* start *
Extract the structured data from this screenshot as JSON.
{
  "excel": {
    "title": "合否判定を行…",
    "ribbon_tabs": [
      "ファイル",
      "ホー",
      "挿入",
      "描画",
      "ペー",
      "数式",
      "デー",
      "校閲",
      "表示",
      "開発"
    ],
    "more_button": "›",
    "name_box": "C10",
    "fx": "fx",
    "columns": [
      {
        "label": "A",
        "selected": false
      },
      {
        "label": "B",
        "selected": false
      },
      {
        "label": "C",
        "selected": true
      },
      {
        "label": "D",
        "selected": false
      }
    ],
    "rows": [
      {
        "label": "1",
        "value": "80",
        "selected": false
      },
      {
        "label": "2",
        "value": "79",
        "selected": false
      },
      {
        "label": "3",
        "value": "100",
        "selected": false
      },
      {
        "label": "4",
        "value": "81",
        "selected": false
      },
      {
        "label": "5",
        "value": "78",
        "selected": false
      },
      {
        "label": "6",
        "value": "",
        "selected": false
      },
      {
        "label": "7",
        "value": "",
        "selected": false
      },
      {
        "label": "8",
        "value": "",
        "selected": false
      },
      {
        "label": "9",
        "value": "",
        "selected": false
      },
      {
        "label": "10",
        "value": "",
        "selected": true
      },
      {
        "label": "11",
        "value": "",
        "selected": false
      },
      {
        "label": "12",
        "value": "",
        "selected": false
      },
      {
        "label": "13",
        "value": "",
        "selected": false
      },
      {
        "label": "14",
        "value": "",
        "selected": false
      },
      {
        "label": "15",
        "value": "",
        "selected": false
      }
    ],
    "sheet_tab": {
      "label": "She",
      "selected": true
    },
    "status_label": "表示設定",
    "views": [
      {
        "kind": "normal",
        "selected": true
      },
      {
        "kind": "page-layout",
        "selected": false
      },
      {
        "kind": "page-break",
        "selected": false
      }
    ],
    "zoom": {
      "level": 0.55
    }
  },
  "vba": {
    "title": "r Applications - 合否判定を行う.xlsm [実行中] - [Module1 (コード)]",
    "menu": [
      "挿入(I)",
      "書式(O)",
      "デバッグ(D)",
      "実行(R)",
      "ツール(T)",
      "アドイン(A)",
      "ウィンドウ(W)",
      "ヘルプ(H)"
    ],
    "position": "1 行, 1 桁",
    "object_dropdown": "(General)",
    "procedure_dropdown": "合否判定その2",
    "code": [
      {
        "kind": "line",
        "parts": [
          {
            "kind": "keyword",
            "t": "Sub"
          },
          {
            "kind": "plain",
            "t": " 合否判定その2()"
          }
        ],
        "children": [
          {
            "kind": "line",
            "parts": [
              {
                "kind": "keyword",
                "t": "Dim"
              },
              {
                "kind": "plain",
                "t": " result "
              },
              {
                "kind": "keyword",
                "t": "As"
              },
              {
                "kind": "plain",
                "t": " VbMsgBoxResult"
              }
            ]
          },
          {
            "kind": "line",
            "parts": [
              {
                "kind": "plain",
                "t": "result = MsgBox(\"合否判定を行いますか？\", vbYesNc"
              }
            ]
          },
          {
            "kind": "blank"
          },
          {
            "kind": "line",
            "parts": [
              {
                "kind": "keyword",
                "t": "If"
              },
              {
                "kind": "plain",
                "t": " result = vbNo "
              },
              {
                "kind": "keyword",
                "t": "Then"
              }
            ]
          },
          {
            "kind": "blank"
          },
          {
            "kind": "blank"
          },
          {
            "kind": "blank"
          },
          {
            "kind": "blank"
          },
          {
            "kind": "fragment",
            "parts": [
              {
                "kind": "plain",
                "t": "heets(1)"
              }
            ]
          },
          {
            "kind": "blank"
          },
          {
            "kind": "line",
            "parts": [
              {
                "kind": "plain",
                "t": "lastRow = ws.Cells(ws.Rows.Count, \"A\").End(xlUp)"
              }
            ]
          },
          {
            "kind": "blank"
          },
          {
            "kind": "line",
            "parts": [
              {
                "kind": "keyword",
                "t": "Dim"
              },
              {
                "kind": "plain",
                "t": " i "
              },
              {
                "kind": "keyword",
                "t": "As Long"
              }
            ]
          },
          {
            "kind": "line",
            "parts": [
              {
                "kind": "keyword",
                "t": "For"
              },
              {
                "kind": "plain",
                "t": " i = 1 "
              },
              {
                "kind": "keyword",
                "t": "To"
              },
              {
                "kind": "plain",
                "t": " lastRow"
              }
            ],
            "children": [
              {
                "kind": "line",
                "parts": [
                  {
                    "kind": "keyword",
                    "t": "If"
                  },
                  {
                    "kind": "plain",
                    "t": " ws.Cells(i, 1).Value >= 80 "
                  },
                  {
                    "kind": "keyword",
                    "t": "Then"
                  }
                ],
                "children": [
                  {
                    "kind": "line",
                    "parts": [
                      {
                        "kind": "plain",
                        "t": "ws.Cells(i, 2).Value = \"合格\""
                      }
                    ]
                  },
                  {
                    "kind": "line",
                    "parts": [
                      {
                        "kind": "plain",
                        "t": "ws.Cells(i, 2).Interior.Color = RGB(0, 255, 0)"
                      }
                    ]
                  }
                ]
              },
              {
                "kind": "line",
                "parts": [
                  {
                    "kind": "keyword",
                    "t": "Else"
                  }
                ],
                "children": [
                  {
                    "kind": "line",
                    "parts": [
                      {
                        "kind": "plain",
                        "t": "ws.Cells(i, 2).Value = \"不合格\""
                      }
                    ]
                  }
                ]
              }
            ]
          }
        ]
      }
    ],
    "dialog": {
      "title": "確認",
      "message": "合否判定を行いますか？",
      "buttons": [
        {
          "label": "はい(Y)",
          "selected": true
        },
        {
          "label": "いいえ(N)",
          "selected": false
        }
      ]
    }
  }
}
* end *
• _GOAL_:
What is the number of lines above that hold the string "title"? Answer with that number alone.

• _OUTPUT FOR THIS TASK_:
3